Document segment section start

Highest Sugar Beet Yields Ever in the UK Thanks to New Fungicides


International Pesticide Benefits Case Study No. 100, December 2013

Leonard Gianessi

Sugar beet is an important crop of arable rotations throughout the major growing regions of the UK. The root of the beet has a sugar content of around 17% and in the UK provides over half the sugar used. The beet industry took off in the UK in the 1920s for two main reasons: first, to make Britain more self-sufficient in sugar production following severe shortages during World War I; and secondly to boost the depressed agricultural industry by giving farmers the opportunity to grow a valuable cash crop. Today some 8500 farmers grow the crop on about 170,000 hectares. The crop yields around 10 million tonnes of fresh beet that produces 1.7 million tonnes of sugar.

In 2011, the UK sugar industry achieved its highest ever national yield of 75.6 t/ha. A major contributor to this achievement was the widespread and appropriate use of fungicide spray regimes across the vast majority of the sugar beet crop [1]. These products control diseases and also provide physiological benefits such as green leaf retention and early frost protection [1]. Treatments with triazole-strobiluron fungicides are estimated to increase yield by 4 tonnes per hectare (5%) as a result of the direct physiological effects of these products in addition to the yield response from disease control [2]. 85-90% of UK sugar beet hectares have been treated with fungicides in recent years with 65% of the crop receiving two sprays and the remainder under a one-spray program [1]. Growers who apply a second application, particularly to those crops destined for harvest after Christmas have a secondary benefit of maintaining foliage which protects the root from  frost damage [3].

Rust, powdery mildew, ramularia, and cercospora leaf spot are foliar diseases of sugar beet and all appear in the national crop annually with powdery mildew and rust being the major diseases. The triazole-strobilurian fungicides control all the foliar diseases. Until the triazole-strobilurian fungicides were introduced, sulfur was the main fungicide used by UK sugar beet growers. Although sulfur controls powdery mildew, it has no effect on the other diseases and has been replaced  Current fungicide applications are estimated to increase sugar beet yield a total of 20% when disease is present [4].

Rhizomania, a virus disease, is one of the most destructive of beet diseases and first appeared in the UK in 1987. The storage root is often rotted and losses of 100% can occur. The planting of sugar beet varieties resistant to rhizomania is standard practice in the UK. However, the rhizomania-resistant varieties are very susceptible to powdery mildew and rust [2].  Varieties vary in their susceptibility to rust and powdery mildew but, even where genetic resistance is strong, the risk of cercospora leaf spot and ramularia dictates that fungicides, rather than genotypes, are the best approach to the management of foliar diseases [5]. Powdery mildew is the main threat and is usually found in the crop from mid-July; yield losses of up to 20% can be experienced [5]. Rust tends to develop later in the season (August-September) and can result in a 10-14% yield loss. The greater the rust infection, the greater the defoliation caused by frost. Ramularia can appear in late autumn and can cause excessive leaf loss, resulting in re-growth which decreases the sugar concentration in the roots [5]. Cercospora leaf spot is the most important disease in continental Europe (yield losses of 50-70% if not controlled). Very low levels of cercospora have been noted in many UK fields in recent years. These could be a source of future problems if there are very hot periods with showers [6].

1. Stevens, M., and E. Burks. 2012. Fungicide strategies for maximising yield potential: lessons from 2011. British Sugar Beet Review. 80[2].

2. Asher, M. 2006. Maximizing yield potential with fungicides. British Sugar Beet Review. 74[2].

3. Burks, E. and M. Stevens. 2010. Fungicides… why bother. British Sugar Beet Review. 78[2].

4. Qi, A., I. Pettitt, and M. May. 2010. Assessing the cost-effectiveness of inputs. British Sugar Beet Review. 78[4].

5. Burks, E., and M. Stevens. Fungicides for 2011: one spray or two. British Sugar Beet Review.  79[2].

6. Stevens, M., and M. May. 2009. Fungicide strategies for 2009. British Sugar Beet Review. 77[2].

Document segment section end
Supplied records section start

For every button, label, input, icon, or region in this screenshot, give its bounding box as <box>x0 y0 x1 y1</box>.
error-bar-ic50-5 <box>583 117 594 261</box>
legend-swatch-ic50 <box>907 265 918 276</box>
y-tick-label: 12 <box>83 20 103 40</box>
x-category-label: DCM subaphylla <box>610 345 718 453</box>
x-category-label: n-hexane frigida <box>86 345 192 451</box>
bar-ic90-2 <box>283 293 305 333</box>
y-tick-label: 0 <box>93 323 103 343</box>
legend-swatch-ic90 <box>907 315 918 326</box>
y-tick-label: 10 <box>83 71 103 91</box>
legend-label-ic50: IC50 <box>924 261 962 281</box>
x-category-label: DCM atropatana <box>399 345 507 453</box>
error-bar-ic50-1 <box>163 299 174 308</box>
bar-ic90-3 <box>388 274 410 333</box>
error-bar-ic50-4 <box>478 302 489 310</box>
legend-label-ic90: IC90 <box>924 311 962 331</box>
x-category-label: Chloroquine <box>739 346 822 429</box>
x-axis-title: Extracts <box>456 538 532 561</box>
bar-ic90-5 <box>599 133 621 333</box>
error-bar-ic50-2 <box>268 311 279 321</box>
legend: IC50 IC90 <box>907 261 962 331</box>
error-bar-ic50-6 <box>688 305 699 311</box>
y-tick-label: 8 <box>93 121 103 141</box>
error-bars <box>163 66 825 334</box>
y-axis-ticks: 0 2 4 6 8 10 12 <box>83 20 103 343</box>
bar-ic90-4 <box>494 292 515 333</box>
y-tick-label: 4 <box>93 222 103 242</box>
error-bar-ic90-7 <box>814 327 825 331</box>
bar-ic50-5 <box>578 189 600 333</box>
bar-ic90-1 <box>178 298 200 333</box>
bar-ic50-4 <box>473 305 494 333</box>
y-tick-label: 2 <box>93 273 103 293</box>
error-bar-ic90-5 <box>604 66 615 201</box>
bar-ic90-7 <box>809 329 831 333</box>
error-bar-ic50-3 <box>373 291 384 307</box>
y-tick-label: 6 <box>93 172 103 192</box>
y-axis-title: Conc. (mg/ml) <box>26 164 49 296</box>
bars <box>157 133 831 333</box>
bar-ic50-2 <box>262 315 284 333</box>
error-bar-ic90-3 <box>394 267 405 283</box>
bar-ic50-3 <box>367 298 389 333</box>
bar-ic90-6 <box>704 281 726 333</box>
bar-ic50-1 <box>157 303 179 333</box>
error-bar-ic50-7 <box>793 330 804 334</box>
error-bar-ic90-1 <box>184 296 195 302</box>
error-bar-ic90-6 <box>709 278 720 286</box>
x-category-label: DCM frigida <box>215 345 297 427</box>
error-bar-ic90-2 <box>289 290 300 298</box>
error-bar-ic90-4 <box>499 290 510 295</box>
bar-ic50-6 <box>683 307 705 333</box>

Supplied records section end

**Exercise prompt**:
Repeat, word for word, everything in the sugar beet case study from "1. Stevens, M., and" down to "Beet Review. 78[2].". None of the data is needed for this work.

**Completed task**:
1. Stevens, M., and E. Burks. 2012. Fungicide strategies for maximising yield potential: lessons from 2011. British Sugar Beet Review. 80[2].

2. Asher, M. 2006. Maximizing yield potential with fungicides. British Sugar Beet Review. 74[2].

3. Burks, E. and M. Stevens. 2010. Fungicides… why bother. British Sugar Beet Review. 78[2].